Problem details: Answer with a single number: the count of lines that hold "JSON".

The data:
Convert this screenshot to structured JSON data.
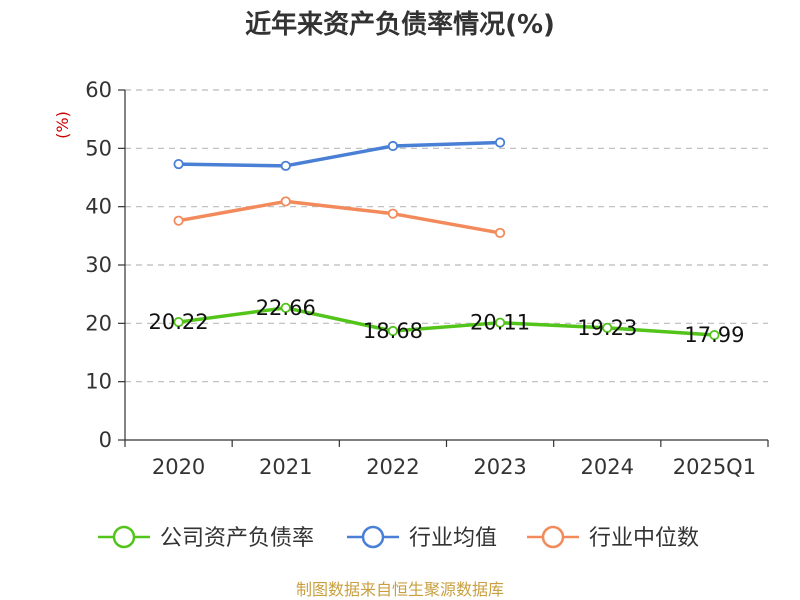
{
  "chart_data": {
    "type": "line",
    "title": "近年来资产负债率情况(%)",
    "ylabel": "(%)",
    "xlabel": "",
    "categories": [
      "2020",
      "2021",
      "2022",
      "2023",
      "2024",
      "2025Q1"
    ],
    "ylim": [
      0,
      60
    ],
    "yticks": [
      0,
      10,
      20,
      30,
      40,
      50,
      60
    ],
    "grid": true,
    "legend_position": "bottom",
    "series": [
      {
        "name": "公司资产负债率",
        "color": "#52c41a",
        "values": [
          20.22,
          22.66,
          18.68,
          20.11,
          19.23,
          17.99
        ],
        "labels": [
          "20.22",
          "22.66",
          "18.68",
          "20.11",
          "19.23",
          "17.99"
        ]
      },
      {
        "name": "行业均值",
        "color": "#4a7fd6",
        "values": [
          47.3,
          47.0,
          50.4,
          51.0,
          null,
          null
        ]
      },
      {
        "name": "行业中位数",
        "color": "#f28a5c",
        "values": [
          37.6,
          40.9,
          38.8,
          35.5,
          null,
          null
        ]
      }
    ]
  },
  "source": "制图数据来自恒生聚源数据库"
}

* * *

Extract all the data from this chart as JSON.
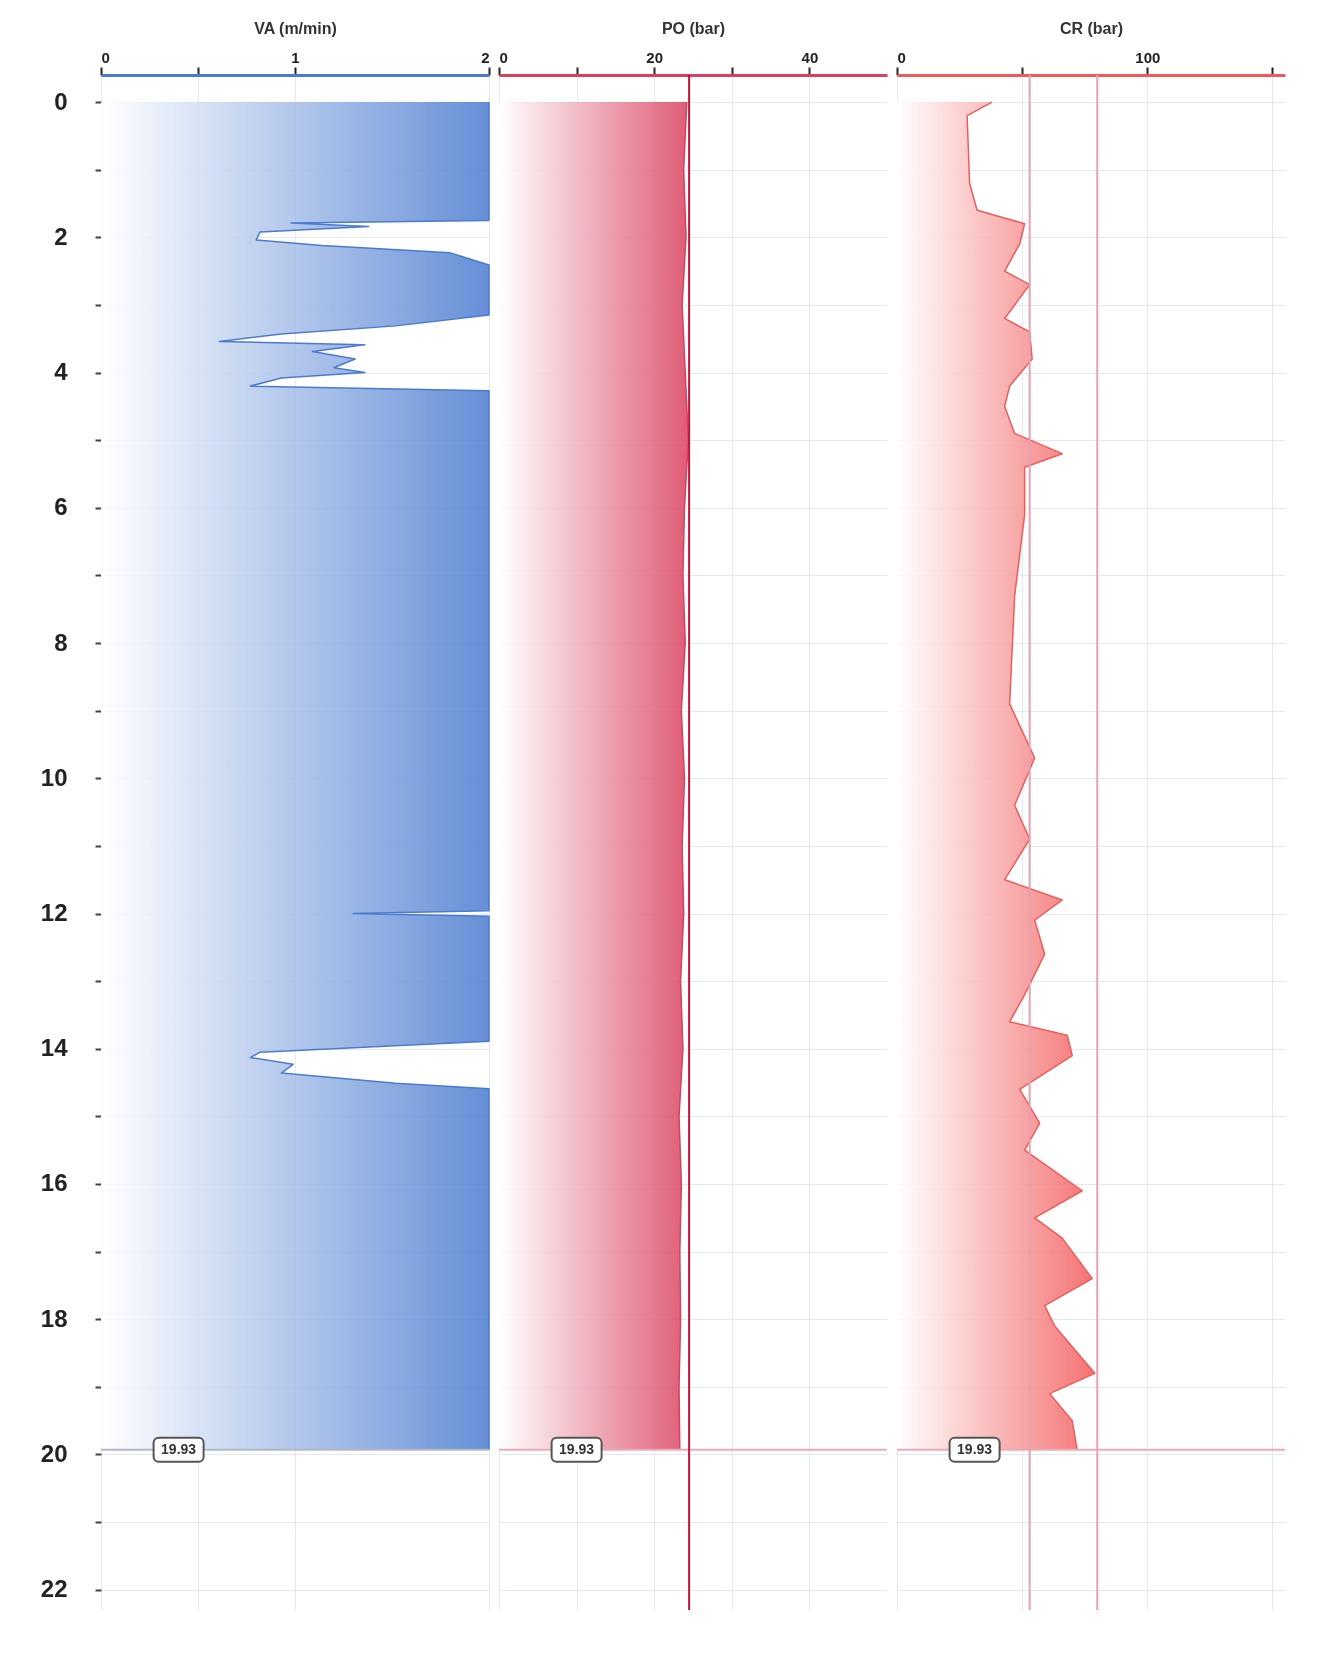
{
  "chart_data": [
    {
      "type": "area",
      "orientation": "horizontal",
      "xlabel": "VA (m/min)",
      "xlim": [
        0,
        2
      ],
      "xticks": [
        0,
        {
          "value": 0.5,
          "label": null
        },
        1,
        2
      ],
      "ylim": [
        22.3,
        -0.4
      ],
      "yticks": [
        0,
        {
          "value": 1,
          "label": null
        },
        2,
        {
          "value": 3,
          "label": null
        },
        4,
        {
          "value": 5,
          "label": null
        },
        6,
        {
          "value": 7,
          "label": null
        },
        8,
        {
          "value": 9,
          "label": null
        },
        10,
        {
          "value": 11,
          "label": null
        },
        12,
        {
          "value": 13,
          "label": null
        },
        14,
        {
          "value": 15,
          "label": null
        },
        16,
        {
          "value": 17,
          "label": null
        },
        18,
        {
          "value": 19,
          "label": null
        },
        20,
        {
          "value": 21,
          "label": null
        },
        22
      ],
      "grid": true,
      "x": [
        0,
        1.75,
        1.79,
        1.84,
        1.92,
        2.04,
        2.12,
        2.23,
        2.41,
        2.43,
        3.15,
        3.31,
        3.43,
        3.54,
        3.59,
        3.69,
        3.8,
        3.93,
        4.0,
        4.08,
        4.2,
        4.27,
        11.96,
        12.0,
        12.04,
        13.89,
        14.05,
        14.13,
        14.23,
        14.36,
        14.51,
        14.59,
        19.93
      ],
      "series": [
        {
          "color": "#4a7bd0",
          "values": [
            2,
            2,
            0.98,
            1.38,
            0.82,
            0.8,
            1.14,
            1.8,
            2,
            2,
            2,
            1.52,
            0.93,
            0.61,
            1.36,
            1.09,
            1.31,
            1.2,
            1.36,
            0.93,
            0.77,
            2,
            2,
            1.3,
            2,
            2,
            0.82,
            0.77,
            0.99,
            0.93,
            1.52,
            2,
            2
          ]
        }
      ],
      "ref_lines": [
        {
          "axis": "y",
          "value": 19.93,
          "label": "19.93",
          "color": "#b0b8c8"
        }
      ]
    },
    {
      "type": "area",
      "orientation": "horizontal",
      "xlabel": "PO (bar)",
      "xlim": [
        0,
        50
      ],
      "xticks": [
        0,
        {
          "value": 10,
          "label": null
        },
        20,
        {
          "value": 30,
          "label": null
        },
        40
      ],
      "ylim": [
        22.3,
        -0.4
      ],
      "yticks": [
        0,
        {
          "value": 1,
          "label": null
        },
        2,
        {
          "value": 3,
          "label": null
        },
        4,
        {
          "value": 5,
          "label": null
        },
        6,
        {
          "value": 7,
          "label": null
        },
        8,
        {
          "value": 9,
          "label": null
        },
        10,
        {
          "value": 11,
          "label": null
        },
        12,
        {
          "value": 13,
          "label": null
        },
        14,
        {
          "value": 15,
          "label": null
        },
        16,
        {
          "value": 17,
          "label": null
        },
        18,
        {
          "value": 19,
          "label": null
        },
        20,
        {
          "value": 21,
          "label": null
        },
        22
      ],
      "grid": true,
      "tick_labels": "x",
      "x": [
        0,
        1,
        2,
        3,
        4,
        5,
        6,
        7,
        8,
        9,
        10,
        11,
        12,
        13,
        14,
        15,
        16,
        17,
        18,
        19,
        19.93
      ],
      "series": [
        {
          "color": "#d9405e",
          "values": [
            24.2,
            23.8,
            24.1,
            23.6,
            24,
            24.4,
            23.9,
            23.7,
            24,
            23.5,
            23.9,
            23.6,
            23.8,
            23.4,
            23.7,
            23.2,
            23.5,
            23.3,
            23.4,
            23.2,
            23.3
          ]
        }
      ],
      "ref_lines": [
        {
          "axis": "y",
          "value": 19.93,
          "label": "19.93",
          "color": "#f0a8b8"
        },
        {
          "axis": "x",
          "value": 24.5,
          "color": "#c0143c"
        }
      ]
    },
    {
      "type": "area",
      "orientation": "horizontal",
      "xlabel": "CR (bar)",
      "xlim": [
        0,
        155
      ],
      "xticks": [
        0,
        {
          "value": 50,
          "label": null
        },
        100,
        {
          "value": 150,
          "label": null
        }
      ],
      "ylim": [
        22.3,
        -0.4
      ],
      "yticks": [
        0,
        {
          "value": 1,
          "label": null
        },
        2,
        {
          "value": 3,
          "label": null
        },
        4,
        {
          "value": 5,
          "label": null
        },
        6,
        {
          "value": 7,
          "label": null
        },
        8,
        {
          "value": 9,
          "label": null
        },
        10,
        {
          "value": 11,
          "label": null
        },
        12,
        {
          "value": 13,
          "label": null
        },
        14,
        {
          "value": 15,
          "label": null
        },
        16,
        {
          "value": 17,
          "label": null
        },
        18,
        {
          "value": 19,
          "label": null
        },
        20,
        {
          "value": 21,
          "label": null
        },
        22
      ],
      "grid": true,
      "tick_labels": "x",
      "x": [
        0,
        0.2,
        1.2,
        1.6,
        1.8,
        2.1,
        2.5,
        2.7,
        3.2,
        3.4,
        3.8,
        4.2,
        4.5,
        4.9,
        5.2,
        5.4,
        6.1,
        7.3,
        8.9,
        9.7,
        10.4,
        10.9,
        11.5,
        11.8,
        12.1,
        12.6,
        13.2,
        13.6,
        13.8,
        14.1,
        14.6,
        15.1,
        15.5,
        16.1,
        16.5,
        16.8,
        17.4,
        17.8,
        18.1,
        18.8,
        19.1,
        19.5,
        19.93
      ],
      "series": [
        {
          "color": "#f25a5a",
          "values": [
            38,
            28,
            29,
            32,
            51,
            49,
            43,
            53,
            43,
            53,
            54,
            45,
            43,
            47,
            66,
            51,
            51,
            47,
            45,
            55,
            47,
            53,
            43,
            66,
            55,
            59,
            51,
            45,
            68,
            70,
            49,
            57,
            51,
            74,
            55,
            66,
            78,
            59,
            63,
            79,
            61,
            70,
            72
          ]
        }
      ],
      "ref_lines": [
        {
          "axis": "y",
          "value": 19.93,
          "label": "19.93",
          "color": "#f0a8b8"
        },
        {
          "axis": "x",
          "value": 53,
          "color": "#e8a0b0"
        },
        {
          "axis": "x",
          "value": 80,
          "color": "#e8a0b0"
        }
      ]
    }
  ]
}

The output: 2